[RECORD EXTRACTS Boundary: Start]
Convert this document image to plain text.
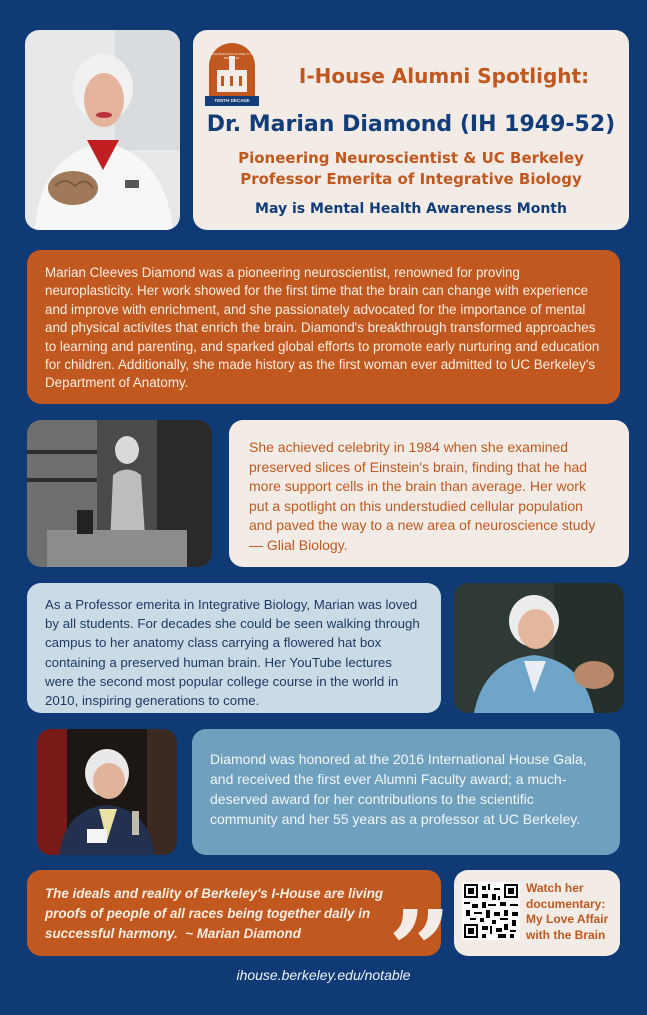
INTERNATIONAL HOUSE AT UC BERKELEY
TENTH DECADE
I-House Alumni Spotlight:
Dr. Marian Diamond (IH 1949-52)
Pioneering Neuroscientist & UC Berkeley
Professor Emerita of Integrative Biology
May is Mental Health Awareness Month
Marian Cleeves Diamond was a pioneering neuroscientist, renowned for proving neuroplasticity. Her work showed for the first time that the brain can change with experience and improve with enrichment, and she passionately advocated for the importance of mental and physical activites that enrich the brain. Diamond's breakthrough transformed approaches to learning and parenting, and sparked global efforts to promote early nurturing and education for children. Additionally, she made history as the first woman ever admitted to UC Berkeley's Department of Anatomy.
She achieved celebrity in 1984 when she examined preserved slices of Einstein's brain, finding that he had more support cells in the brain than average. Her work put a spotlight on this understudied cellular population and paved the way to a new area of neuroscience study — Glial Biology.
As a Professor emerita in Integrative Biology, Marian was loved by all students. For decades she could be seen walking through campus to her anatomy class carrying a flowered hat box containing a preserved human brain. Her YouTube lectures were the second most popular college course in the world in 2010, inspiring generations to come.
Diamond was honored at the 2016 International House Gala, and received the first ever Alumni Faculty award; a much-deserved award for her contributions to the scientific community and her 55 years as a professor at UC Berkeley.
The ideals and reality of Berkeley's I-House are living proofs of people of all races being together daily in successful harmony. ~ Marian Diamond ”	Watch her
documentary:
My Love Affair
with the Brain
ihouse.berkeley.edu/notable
[RECORD EXTRACTS Boundary: End]
INSTRUCTIONS FOR THE TASK: A verbatim copy of the entries, stripped of pictures, should be produced.

TASK RESULT:
Convert this document image to plain text.
INTERNATIONAL HOUSE AT UC BERKELEY
TENTH DECADE
I-House Alumni Spotlight:
Dr. Marian Diamond (IH 1949-52)
Pioneering Neuroscientist & UC Berkeley
Professor Emerita of Integrative Biology
May is Mental Health Awareness Month
Marian Cleeves Diamond was a pioneering neuroscientist, renowned for proving neuroplasticity. Her work showed for the first time that the brain can change with experience and improve with enrichment, and she passionately advocated for the importance of mental and physical activites that enrich the brain. Diamond's breakthrough transformed approaches to learning and parenting, and sparked global efforts to promote early nurturing and education for children. Additionally, she made history as the first woman ever admitted to UC Berkeley's Department of Anatomy.
She achieved celebrity in 1984 when she examined preserved slices of Einstein's brain, finding that he had more support cells in the brain than average. Her work put a spotlight on this understudied cellular population and paved the way to a new area of neuroscience study — Glial Biology.
As a Professor emerita in Integrative Biology, Marian was loved by all students. For decades she could be seen walking through campus to her anatomy class carrying a flowered hat box containing a preserved human brain. Her YouTube lectures were the second most popular college course in the world in 2010, inspiring generations to come.
Diamond was honored at the 2016 International House Gala, and received the first ever Alumni Faculty award; a much-deserved award for her contributions to the scientific community and her 55 years as a professor at UC Berkeley.
The ideals and reality of Berkeley's I-House are living proofs of people of all races being together daily in successful harmony. ~ Marian Diamond ”	Watch her
documentary:
My Love Affair
with the Brain
ihouse.berkeley.edu/notable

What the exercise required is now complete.